REQUIRED WORK: Count the lines that include the string "title", and give only that number.

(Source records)
>>
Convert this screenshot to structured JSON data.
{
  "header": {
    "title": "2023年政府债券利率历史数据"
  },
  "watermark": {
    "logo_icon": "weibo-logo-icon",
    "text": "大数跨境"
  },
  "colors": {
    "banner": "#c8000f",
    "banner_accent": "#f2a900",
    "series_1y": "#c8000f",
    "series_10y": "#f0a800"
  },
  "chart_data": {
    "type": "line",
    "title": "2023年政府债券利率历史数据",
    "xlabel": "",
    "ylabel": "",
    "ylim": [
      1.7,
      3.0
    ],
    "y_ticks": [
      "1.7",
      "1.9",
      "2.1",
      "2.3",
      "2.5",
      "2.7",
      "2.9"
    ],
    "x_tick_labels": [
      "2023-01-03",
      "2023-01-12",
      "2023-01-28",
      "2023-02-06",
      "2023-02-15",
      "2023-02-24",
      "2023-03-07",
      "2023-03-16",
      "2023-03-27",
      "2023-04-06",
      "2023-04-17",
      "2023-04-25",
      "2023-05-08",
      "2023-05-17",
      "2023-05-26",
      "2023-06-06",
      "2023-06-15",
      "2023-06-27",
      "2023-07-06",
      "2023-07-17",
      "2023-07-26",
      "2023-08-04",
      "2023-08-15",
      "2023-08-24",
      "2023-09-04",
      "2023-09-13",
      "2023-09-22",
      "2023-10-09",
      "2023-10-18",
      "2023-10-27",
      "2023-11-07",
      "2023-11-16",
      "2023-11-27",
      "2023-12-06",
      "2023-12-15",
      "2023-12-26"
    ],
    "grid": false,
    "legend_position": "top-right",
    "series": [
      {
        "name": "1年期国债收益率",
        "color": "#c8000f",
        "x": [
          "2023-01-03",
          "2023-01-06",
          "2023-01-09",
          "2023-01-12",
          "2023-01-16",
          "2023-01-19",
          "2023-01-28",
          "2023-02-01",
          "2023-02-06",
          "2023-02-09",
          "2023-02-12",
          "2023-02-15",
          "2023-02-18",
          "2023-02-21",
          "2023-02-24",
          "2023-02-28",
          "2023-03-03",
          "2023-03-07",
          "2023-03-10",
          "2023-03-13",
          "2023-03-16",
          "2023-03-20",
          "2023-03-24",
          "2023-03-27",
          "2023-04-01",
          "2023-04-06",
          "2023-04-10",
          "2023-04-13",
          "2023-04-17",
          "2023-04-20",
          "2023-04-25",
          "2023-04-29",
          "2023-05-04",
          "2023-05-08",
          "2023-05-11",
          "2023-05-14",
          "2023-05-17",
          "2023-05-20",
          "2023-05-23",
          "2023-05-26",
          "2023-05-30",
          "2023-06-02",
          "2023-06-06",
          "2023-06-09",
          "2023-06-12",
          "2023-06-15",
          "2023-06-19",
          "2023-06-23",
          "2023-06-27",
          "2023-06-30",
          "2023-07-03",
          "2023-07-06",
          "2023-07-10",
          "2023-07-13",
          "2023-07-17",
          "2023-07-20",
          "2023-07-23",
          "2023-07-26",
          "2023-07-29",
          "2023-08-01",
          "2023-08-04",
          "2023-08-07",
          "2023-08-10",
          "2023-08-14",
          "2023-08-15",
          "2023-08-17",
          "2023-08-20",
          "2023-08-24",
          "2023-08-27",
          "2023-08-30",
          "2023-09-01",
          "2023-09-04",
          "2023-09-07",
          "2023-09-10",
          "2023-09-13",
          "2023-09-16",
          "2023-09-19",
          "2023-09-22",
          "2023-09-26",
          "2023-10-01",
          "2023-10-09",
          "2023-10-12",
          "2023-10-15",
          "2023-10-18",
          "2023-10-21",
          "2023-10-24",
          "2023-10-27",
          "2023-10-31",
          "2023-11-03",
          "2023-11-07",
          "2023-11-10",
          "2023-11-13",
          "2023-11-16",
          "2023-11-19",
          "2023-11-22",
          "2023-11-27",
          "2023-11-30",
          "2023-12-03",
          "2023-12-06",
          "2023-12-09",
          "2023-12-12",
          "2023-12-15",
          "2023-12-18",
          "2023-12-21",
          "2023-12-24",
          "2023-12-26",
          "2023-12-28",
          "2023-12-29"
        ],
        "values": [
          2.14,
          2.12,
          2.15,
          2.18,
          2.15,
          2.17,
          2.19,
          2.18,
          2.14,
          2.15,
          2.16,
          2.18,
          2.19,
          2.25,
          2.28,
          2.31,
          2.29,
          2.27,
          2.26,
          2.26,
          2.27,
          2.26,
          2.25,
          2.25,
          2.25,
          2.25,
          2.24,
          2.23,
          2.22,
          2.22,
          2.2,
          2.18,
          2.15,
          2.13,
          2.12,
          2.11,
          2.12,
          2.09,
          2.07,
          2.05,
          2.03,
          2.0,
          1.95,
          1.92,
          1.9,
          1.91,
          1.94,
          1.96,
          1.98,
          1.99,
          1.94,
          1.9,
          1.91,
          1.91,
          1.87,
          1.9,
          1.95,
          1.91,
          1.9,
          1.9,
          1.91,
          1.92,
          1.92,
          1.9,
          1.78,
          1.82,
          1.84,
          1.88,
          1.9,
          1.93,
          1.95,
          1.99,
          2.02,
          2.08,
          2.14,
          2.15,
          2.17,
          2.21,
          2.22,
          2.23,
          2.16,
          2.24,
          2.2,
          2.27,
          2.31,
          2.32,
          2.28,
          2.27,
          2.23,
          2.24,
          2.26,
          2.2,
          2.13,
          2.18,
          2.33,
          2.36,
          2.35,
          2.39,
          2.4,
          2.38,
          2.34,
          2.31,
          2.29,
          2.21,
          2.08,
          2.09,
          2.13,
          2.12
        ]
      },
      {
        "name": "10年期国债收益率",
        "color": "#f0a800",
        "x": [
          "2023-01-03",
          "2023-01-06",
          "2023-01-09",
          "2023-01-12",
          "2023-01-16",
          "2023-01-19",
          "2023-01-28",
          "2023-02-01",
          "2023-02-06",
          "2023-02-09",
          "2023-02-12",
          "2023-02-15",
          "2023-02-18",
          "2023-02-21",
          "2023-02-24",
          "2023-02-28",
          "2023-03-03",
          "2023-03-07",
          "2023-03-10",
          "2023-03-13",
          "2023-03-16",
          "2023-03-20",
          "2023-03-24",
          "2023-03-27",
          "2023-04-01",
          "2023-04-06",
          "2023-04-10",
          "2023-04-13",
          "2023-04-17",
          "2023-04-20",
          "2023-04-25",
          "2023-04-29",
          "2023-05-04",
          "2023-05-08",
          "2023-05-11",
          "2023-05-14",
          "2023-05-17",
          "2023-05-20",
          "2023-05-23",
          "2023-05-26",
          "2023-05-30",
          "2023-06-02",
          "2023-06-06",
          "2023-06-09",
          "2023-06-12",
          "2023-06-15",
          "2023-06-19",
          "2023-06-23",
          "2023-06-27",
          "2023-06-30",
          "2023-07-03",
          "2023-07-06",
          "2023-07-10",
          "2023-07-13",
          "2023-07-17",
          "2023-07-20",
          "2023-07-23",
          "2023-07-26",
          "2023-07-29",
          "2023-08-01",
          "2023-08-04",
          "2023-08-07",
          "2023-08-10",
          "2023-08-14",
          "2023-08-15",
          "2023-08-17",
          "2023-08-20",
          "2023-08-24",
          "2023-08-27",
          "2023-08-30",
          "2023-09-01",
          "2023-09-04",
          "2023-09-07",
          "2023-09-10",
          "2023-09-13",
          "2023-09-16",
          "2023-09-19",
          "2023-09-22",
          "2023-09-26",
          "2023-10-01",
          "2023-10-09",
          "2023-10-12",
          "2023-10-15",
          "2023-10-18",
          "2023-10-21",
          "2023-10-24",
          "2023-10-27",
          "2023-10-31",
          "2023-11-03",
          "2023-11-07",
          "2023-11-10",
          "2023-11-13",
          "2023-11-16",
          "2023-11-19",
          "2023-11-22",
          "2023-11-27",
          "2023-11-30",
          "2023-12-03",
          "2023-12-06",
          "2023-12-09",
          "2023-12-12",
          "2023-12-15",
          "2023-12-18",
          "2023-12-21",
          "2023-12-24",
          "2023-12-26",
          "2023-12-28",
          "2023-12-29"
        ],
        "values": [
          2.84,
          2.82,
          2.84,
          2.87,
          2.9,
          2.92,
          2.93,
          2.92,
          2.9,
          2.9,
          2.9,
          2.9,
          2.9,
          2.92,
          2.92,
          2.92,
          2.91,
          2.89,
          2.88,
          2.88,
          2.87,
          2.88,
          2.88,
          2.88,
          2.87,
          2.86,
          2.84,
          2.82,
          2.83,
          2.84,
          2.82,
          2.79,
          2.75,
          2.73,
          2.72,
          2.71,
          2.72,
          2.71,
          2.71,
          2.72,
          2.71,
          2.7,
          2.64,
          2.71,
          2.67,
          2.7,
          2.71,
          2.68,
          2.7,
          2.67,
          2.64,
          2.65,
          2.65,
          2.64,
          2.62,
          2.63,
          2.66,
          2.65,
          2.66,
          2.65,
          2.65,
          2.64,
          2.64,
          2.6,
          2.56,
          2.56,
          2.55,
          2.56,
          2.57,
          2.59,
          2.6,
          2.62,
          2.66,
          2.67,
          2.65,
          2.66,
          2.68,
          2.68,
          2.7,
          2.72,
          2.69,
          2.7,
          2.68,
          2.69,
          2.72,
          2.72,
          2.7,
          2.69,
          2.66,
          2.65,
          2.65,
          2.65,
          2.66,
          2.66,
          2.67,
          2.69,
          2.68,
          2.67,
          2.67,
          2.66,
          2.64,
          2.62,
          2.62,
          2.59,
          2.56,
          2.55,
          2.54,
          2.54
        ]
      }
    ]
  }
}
<<
SOLUTION TO THIS PROBLEM: 2